(INSTRUCTIONS FOR THE TASK) Repeat the data that follows, word for word, without the images.

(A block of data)
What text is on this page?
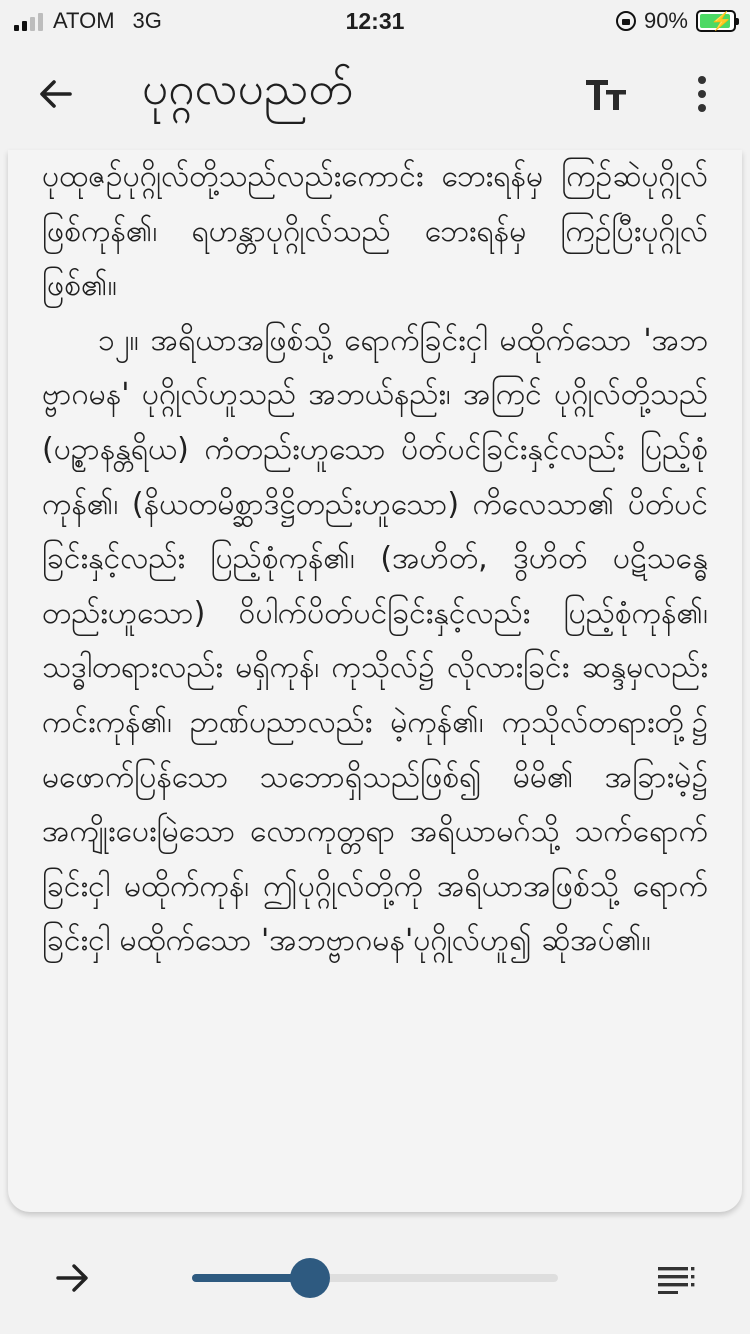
ATOM 3G	12:31	90% ⚡
ပုဂ္ဂလပညတ်

ပုထုဇဉ်ပုဂ္ဂိုလ်တို့သည်လည်းကောင်း ဘေးရန်မှ ကြဉ်ဆဲပုဂ္ဂိုလ် ဖြစ်ကုန်၏၊ ရဟန္တာပုဂ္ဂိုလ်သည် ဘေးရန်မှ ကြဉ်ပြီးပုဂ္ဂိုလ် ဖြစ်၏။

၁၂။ အရိယာအဖြစ်သို့ ရောက်ခြင်းငှါ မထိုက်သော 'အဘဗ္ဗာဂမန' ပုဂ္ဂိုလ်ဟူသည် အဘယ်နည်း၊ အကြင် ပုဂ္ဂိုလ်တို့သည် (ပဉ္စာနန္တရိယ) ကံတည်းဟူသော ပိတ်ပင်ခြင်းနှင့်လည်း ပြည့်စုံကုန်၏၊ (နိယတမိစ္ဆာဒိဋ္ဌိတည်းဟူသော) ကိလေသာ၏ ပိတ်ပင်ခြင်းနှင့်လည်း ပြည့်စုံကုန်၏၊ (အဟိတ်, ဒွိဟိတ် ပဋိသန္ဓေတည်းဟူသော) ဝိပါက်ပိတ်ပင်ခြင်းနှင့်လည်း ပြည့်စုံကုန်၏၊ သဒ္ဓါတရားလည်း မရှိကုန်၊ ကုသိုလ်၌ လိုလားခြင်း ဆန္ဒမှလည်း ကင်းကုန်၏၊ ဉာဏ်ပညာလည်း မဲ့ကုန်၏၊ ကုသိုလ်တရားတို့၌ မဖောက်ပြန်သော သဘောရှိသည်ဖြစ်၍ မိမိ၏ အခြားမဲ့၌ အကျိုးပေးမြဲသော လောကုတ္တရာ အရိယာမဂ်သို့ သက်ရောက်ခြင်းငှါ မထိုက်ကုန်၊ ဤပုဂ္ဂိုလ်တို့ကို အရိယာအဖြစ်သို့ ရောက်ခြင်းငှါ မထိုက်သော 'အဘဗ္ဗာဂမန'ပုဂ္ဂိုလ်ဟူ၍ ဆိုအပ်၏။
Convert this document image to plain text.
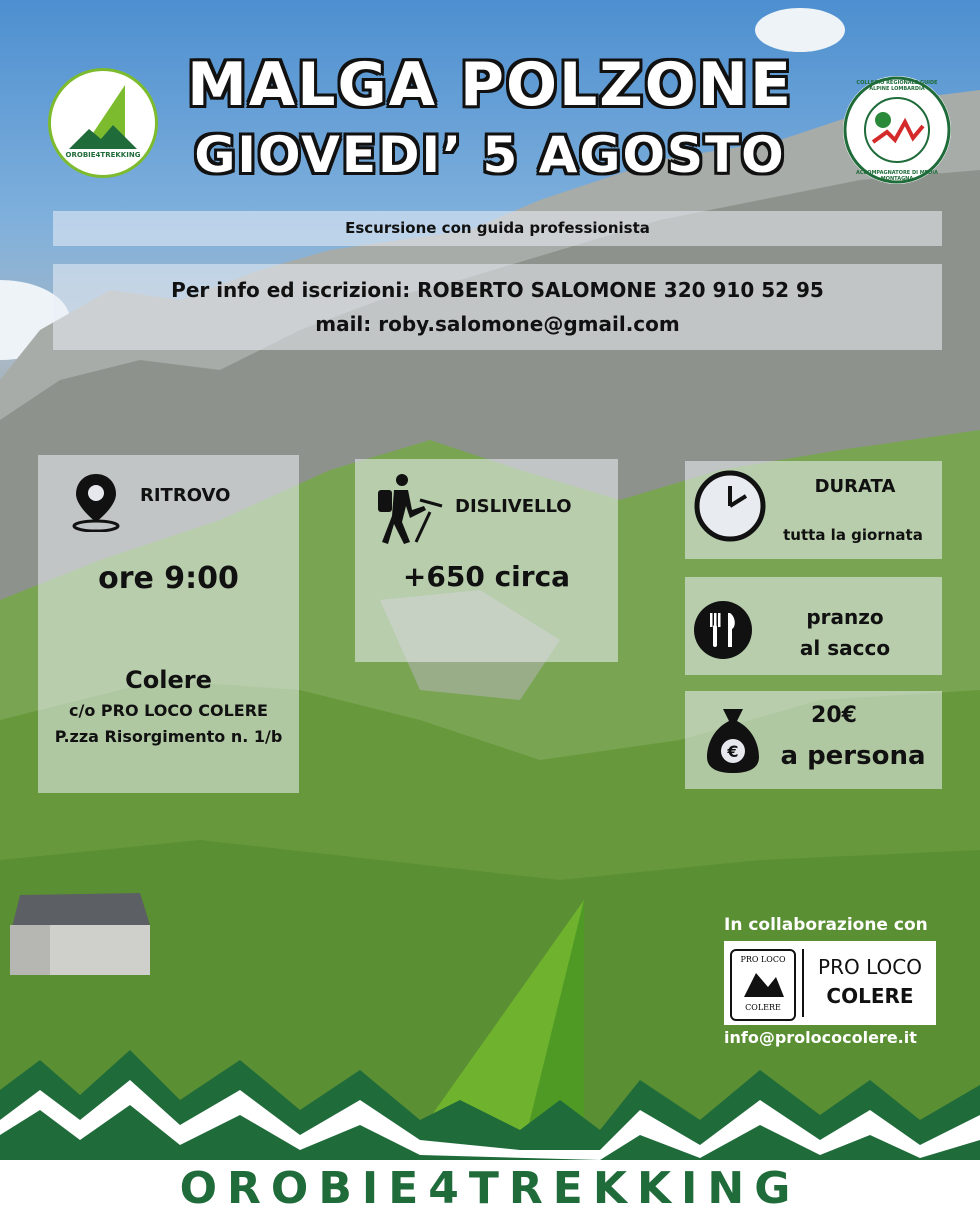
OROBIE4TREKKING
COLLEGIO REGIONALE GUIDE ALPINE LOMBARDIA
ACCOMPAGNATORE DI MEDIA MONTAGNA
MALGA POLZONE
GIOVEDI’ 5 AGOSTO
Escursione con guida professionista
Per info ed iscrizioni: ROBERTO SALOMONE 320 910 52 95
mail: roby.salomone@gmail.com
RITROVO
ore 9:00
Colere
c/o PRO LOCO COLERE
P.zza Risorgimento n. 1/b
DISLIVELLO
+650 circa
DURATA
tutta la giornata
pranzo
al sacco
€
20€
a persona
In collaborazione con
PRO LOCO
COLERE
PRO LOCO
COLERE
info@prolococolere.it
OROBIE4TREKKING
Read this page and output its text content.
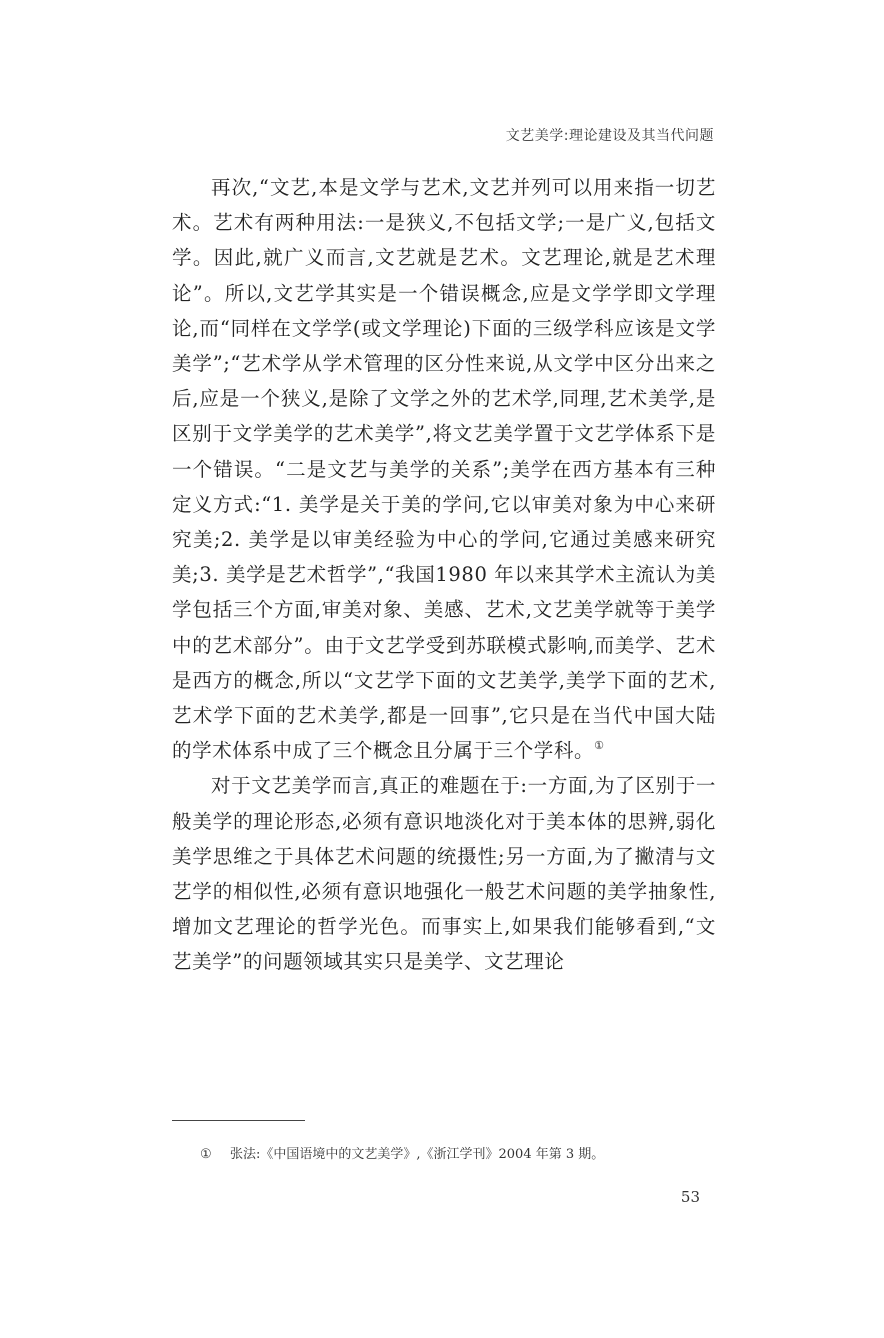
文艺美学:理论建设及其当代问题

再次,“文艺,本是文学与艺术,文艺并列可以用来指一切艺术。艺术有两种用法:一是狭义,不包括文学;一是广义,包括文学。因此,就广义而言,文艺就是艺术。文艺理论,就是艺术理论”。所以,文艺学其实是一个错误概念,应是文学学即文学理论,而“同样在文学学(或文学理论)下面的三级学科应该是文学美学”;“艺术学从学术管理的区分性来说,从文学中区分出来之后,应是一个狭义,是除了文学之外的艺术学,同理,艺术美学,是区别于文学美学的艺术美学”,将文艺美学置于文艺学体系下是一个错误。“二是文艺与美学的关系”;美学在西方基本有三种定义方式:“1. 美学是关于美的学问,它以审美对象为中心来研究美;2. 美学是以审美经验为中心的学问,它通过美感来研究美;3. 美学是艺术哲学”,“我国1980 年以来其学术主流认为美学包括三个方面,审美对象、美感、艺术,文艺美学就等于美学中的艺术部分”。由于文艺学受到苏联模式影响,而美学、艺术是西方的概念,所以“文艺学下面的文艺美学,美学下面的艺术,艺术学下面的艺术美学,都是一回事”,它只是在当代中国大陆的学术体系中成了三个概念且分属于三个学科。①

对于文艺美学而言,真正的难题在于:一方面,为了区别于一般美学的理论形态,必须有意识地淡化对于美本体的思辨,弱化美学思维之于具体艺术问题的统摄性;另一方面,为了撇清与文艺学的相似性,必须有意识地强化一般艺术问题的美学抽象性,增加文艺理论的哲学光色。而事实上,如果我们能够看到,“文艺美学”的问题领域其实只是美学、文艺理论

① 张法:《中国语境中的文艺美学》,《浙江学刊》2004 年第 3 期。
53
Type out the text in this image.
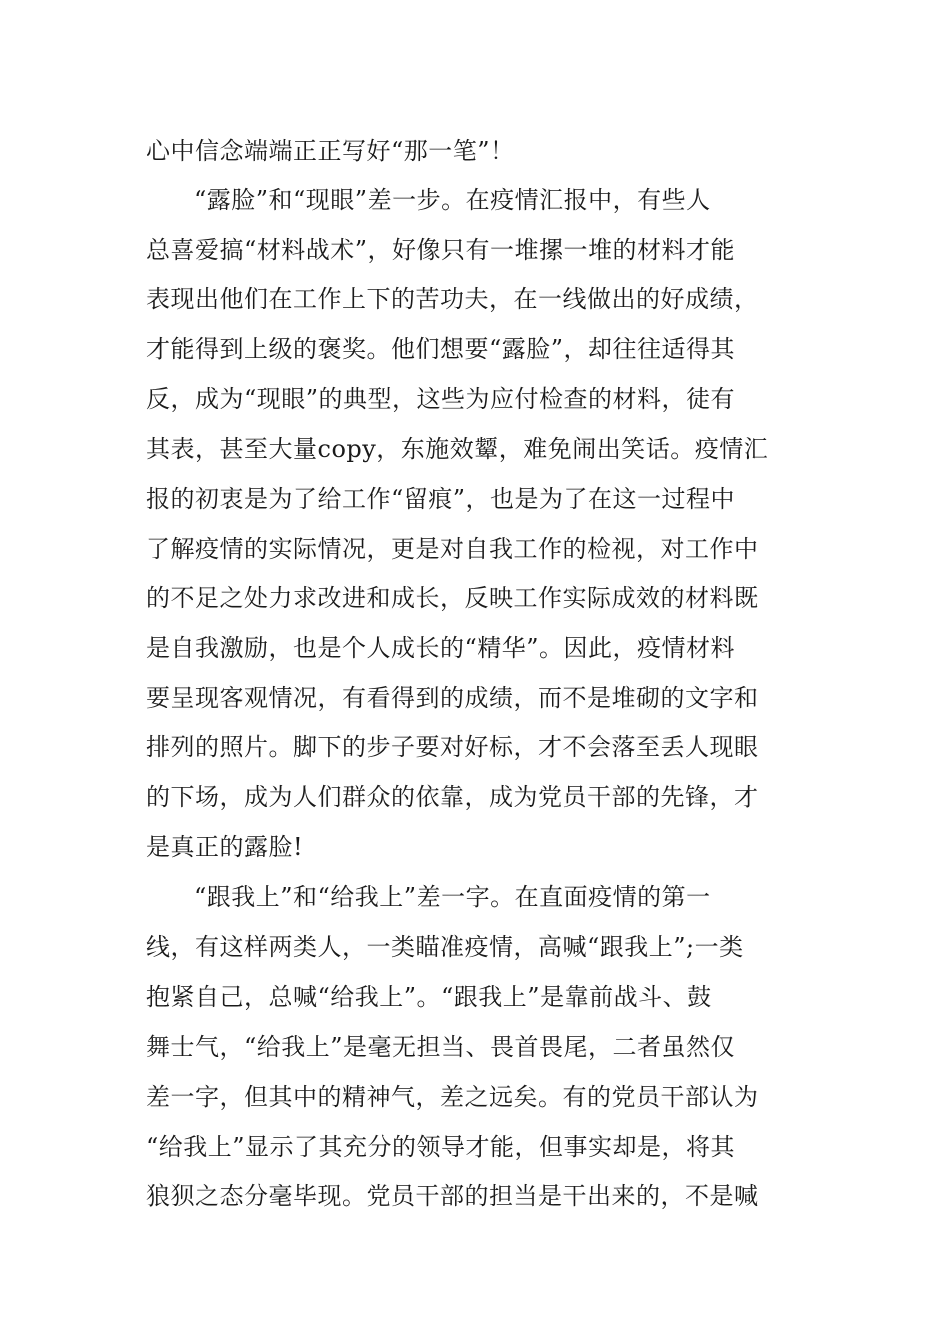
心中信念端端正正写好“那一笔”！
“露脸”和“现眼”差一步。在疫情汇报中，有些人
总喜爱搞“材料战术”，好像只有一堆摞一堆的材料才能
表现出他们在工作上下的苦功夫，在一线做出的好成绩，
才能得到上级的褒奖。他们想要“露脸”，却往往适得其
反，成为“现眼”的典型，这些为应付检查的材料，徒有
其表，甚至大量copy，东施效颦，难免闹出笑话。疫情汇
报的初衷是为了给工作“留痕”，也是为了在这一过程中
了解疫情的实际情况，更是对自我工作的检视，对工作中
的不足之处力求改进和成长，反映工作实际成效的材料既
是自我激励，也是个人成长的“精华”。因此，疫情材料
要呈现客观情况，有看得到的成绩，而不是堆砌的文字和
排列的照片。脚下的步子要对好标，才不会落至丢人现眼
的下场，成为人们群众的依靠，成为党员干部的先锋，才
是真正的露脸!
“跟我上”和“给我上”差一字。在直面疫情的第一
线，有这样两类人，一类瞄准疫情，高喊“跟我上”;一类
抱紧自己，总喊“给我上”。“跟我上”是靠前战斗、鼓
舞士气，“给我上”是毫无担当、畏首畏尾，二者虽然仅
差一字，但其中的精神气，差之远矣。有的党员干部认为
“给我上”显示了其充分的领导才能，但事实却是，将其
狼狈之态分毫毕现。党员干部的担当是干出来的，不是喊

(IN RESPONSE)
What text is on this page?
ATOM 3G	12:31	90% ⚡
ပုဂ္ဂလပညတ်

ပုထုဇဉ်ပုဂ္ဂိုလ်တို့သည်လည်းကောင်း ဘေးရန်မှ ကြဉ်ဆဲပုဂ္ဂိုလ် ဖြစ်ကုန်၏၊ ရဟန္တာပုဂ္ဂိုလ်သည် ဘေးရန်မှ ကြဉ်ပြီးပုဂ္ဂိုလ် ဖြစ်၏။

၁၂။ အရိယာအဖြစ်သို့ ရောက်ခြင်းငှါ မထိုက်သော 'အဘဗ္ဗာဂမန' ပုဂ္ဂိုလ်ဟူသည် အဘယ်နည်း၊ အကြင် ပုဂ္ဂိုလ်တို့သည် (ပဉ္စာနန္တရိယ) ကံတည်းဟူသော ပိတ်ပင်ခြင်းနှင့်လည်း ပြည့်စုံကုန်၏၊ (နိယတမိစ္ဆာဒိဋ္ဌိတည်းဟူသော) ကိလေသာ၏ ပိတ်ပင်ခြင်းနှင့်လည်း ပြည့်စုံကုန်၏၊ (အဟိတ်, ဒွိဟိတ် ပဋိသန္ဓေတည်းဟူသော) ဝိပါက်ပိတ်ပင်ခြင်းနှင့်လည်း ပြည့်စုံကုန်၏၊ သဒ္ဓါတရားလည်း မရှိကုန်၊ ကုသိုလ်၌ လိုလားခြင်း ဆန္ဒမှလည်း ကင်းကုန်၏၊ ဉာဏ်ပညာလည်း မဲ့ကုန်၏၊ ကုသိုလ်တရားတို့၌ မဖောက်ပြန်သော သဘောရှိသည်ဖြစ်၍ မိမိ၏ အခြားမဲ့၌ အကျိုးပေးမြဲသော လောကုတ္တရာ အရိယာမဂ်သို့ သက်ရောက်ခြင်းငှါ မထိုက်ကုန်၊ ဤပုဂ္ဂိုလ်တို့ကို အရိယာအဖြစ်သို့ ရောက်ခြင်းငှါ မထိုက်သော 'အဘဗ္ဗာဂမန'ပုဂ္ဂိုလ်ဟူ၍ ဆိုအပ်၏။
Convert this document image to plain text.
OROBIE4TREKKING
COLLEGIO REGIONALE GUIDE ALPINE LOMBARDIA
ACCOMPAGNATORE DI MEDIA MONTAGNA
MALGA POLZONE
GIOVEDI’ 5 AGOSTO
Escursione con guida professionista
Per info ed iscrizioni: ROBERTO SALOMONE 320 910 52 95
mail: roby.salomone@gmail.com
RITROVO
ore 9:00
Colere
c/o PRO LOCO COLERE
P.zza Risorgimento n. 1/b
DISLIVELLO
+650 circa
DURATA
tutta la giornata
pranzo
al sacco
€
20€
a persona
In collaborazione con
PRO LOCO
COLERE
PRO LOCO
COLERE
info@prolococolere.it
OROBIE4TREKKING
Read this page and output its text content.
文艺美学:理论建设及其当代问题

再次,“文艺,本是文学与艺术,文艺并列可以用来指一切艺术。艺术有两种用法:一是狭义,不包括文学;一是广义,包括文学。因此,就广义而言,文艺就是艺术。文艺理论,就是艺术理论”。所以,文艺学其实是一个错误概念,应是文学学即文学理论,而“同样在文学学(或文学理论)下面的三级学科应该是文学美学”;“艺术学从学术管理的区分性来说,从文学中区分出来之后,应是一个狭义,是除了文学之外的艺术学,同理,艺术美学,是区别于文学美学的艺术美学”,将文艺美学置于文艺学体系下是一个错误。“二是文艺与美学的关系”;美学在西方基本有三种定义方式:“1. 美学是关于美的学问,它以审美对象为中心来研究美;2. 美学是以审美经验为中心的学问,它通过美感来研究美;3. 美学是艺术哲学”,“我国1980 年以来其学术主流认为美学包括三个方面,审美对象、美感、艺术,文艺美学就等于美学中的艺术部分”。由于文艺学受到苏联模式影响,而美学、艺术是西方的概念,所以“文艺学下面的文艺美学,美学下面的艺术,艺术学下面的艺术美学,都是一回事”,它只是在当代中国大陆的学术体系中成了三个概念且分属于三个学科。①

对于文艺美学而言,真正的难题在于:一方面,为了区别于一般美学的理论形态,必须有意识地淡化对于美本体的思辨,弱化美学思维之于具体艺术问题的统摄性;另一方面,为了撇清与文艺学的相似性,必须有意识地强化一般艺术问题的美学抽象性,增加文艺理论的哲学光色。而事实上,如果我们能够看到,“文艺美学”的问题领域其实只是美学、文艺理论

① 张法:《中国语境中的文艺美学》,《浙江学刊》2004 年第 3 期。
53
Type out the text in this image.
心中信念端端正正写好“那一笔”！
“露脸”和“现眼”差一步。在疫情汇报中，有些人
总喜爱搞“材料战术”，好像只有一堆摞一堆的材料才能
表现出他们在工作上下的苦功夫，在一线做出的好成绩，
才能得到上级的褒奖。他们想要“露脸”，却往往适得其
反，成为“现眼”的典型，这些为应付检查的材料，徒有
其表，甚至大量copy，东施效颦，难免闹出笑话。疫情汇
报的初衷是为了给工作“留痕”，也是为了在这一过程中
了解疫情的实际情况，更是对自我工作的检视，对工作中
的不足之处力求改进和成长，反映工作实际成效的材料既
是自我激励，也是个人成长的“精华”。因此，疫情材料
要呈现客观情况，有看得到的成绩，而不是堆砌的文字和
排列的照片。脚下的步子要对好标，才不会落至丢人现眼
的下场，成为人们群众的依靠，成为党员干部的先锋，才
是真正的露脸!
“跟我上”和“给我上”差一字。在直面疫情的第一
线，有这样两类人，一类瞄准疫情，高喊“跟我上”;一类
抱紧自己，总喊“给我上”。“跟我上”是靠前战斗、鼓
舞士气，“给我上”是毫无担当、畏首畏尾，二者虽然仅
差一字，但其中的精神气，差之远矣。有的党员干部认为
“给我上”显示了其充分的领导才能，但事实却是，将其
狼狈之态分毫毕现。党员干部的担当是干出来的，不是喊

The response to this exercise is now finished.